━━━━━ Data excerpts ━━━━━
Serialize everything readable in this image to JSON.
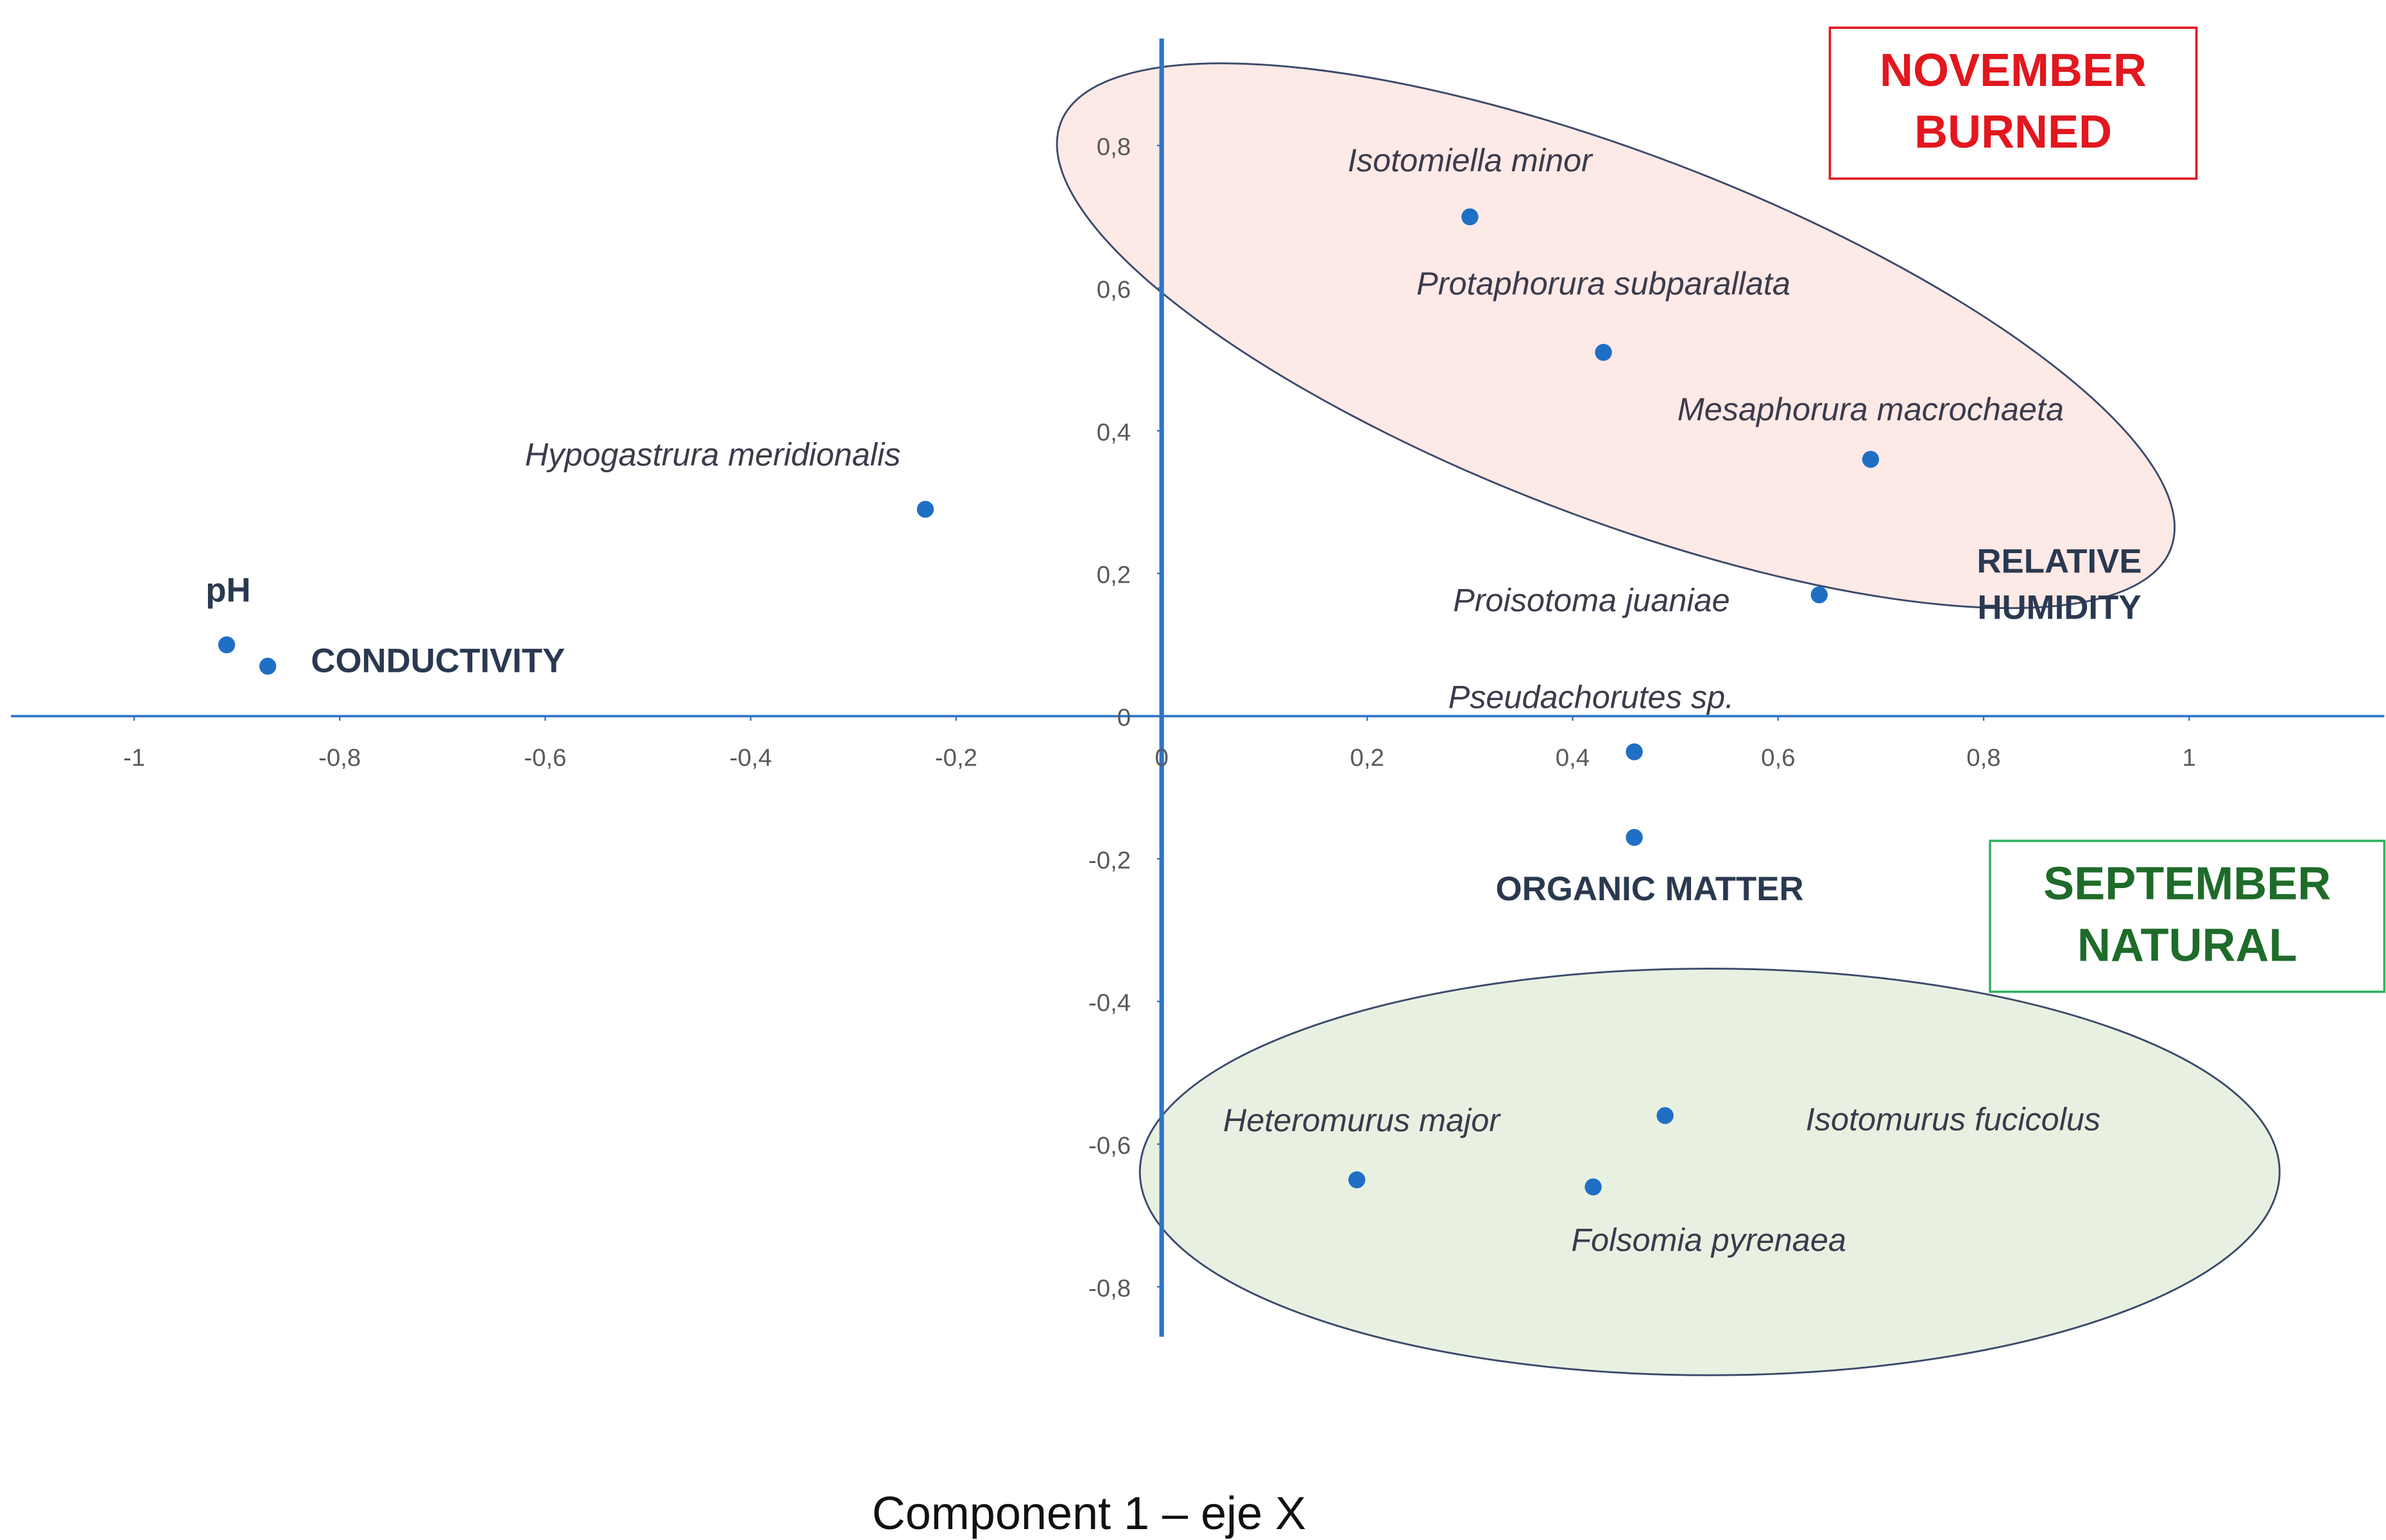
{
  "chart_data": {
    "type": "scatter",
    "x_axis_label": "Component 1 – eje X",
    "xlim": [
      -1.12,
      1.19
    ],
    "ylim": [
      -0.87,
      0.95
    ],
    "xticks": [
      -1,
      {
        "value": -0.8,
        "label": "-0,8"
      },
      {
        "value": -0.6,
        "label": "-0,6"
      },
      {
        "value": -0.4,
        "label": "-0,4"
      },
      {
        "value": -0.2,
        "label": "-0,2"
      },
      0,
      {
        "value": 0.2,
        "label": "0,2"
      },
      {
        "value": 0.4,
        "label": "0,4"
      },
      {
        "value": 0.6,
        "label": "0,6"
      },
      {
        "value": 0.8,
        "label": "0,8"
      },
      1
    ],
    "yticks": [
      {
        "value": -0.8,
        "label": "-0,8"
      },
      {
        "value": -0.6,
        "label": "-0,6"
      },
      {
        "value": -0.4,
        "label": "-0,4"
      },
      {
        "value": -0.2,
        "label": "-0,2"
      },
      0,
      {
        "value": 0.2,
        "label": "0,2"
      },
      {
        "value": 0.4,
        "label": "0,4"
      },
      {
        "value": 0.6,
        "label": "0,6"
      },
      {
        "value": 0.8,
        "label": "0,8"
      }
    ],
    "color": "#1f6fc5",
    "species": [
      {
        "label": "Isotomiella minor",
        "x": 0.3,
        "y": 0.7
      },
      {
        "label": "Protaphorura subparallata",
        "x": 0.43,
        "y": 0.51
      },
      {
        "label": "Mesaphorura macrochaeta",
        "x": 0.69,
        "y": 0.36
      },
      {
        "label": "Hypogastrura meridionalis",
        "x": -0.23,
        "y": 0.29
      },
      {
        "label": "Proisotoma juaniae",
        "x": 0.64,
        "y": 0.17
      },
      {
        "label": "Pseudachorutes sp.",
        "x": 0.46,
        "y": -0.05
      },
      {
        "label": "Isotomurus fucicolus",
        "x": 0.49,
        "y": -0.56
      },
      {
        "label": "Heteromurus major",
        "x": 0.19,
        "y": -0.65
      },
      {
        "label": "Folsomia pyrenaea",
        "x": 0.42,
        "y": -0.66
      }
    ],
    "variables": [
      {
        "label": "pH",
        "x": -0.91,
        "y": 0.1
      },
      {
        "label": "CONDUCTIVITY",
        "x": -0.87,
        "y": 0.07
      },
      {
        "label": "ORGANIC MATTER",
        "x": 0.46,
        "y": -0.17
      }
    ],
    "annotations": [
      {
        "lines": [
          "RELATIVE",
          "HUMIDITY"
        ]
      }
    ],
    "groups": [
      {
        "lines": [
          "NOVEMBER",
          "BURNED"
        ],
        "color": "#e3171e"
      },
      {
        "lines": [
          "SEPTEMBER",
          "NATURAL"
        ],
        "color": "#1e6b2a"
      }
    ]
  }
}
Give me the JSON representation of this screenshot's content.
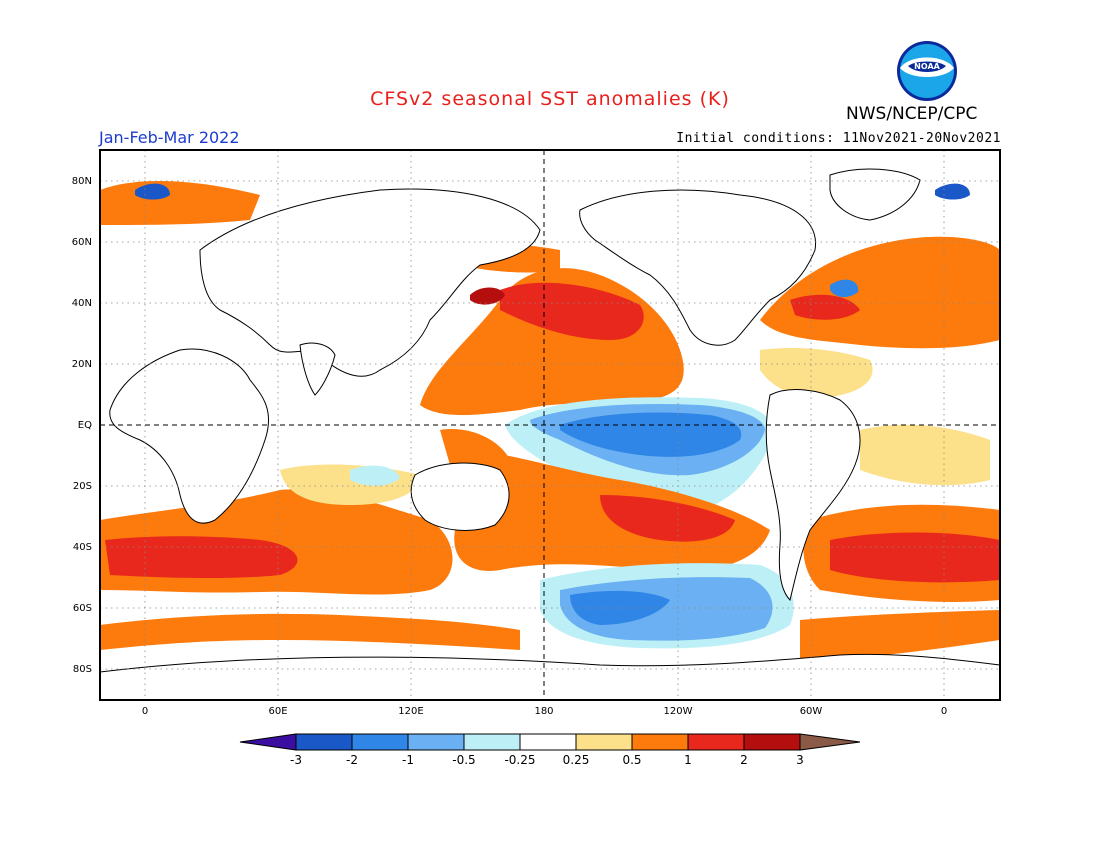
━━━━━
• **Directions for this task**:
In the records above, locate the lines holding the word "color". Copy each of them.

• **Answer for this exercise**:
    "color": "#1f6fc5",
        "color": "#e3171e"
        "color": "#1e6b2a"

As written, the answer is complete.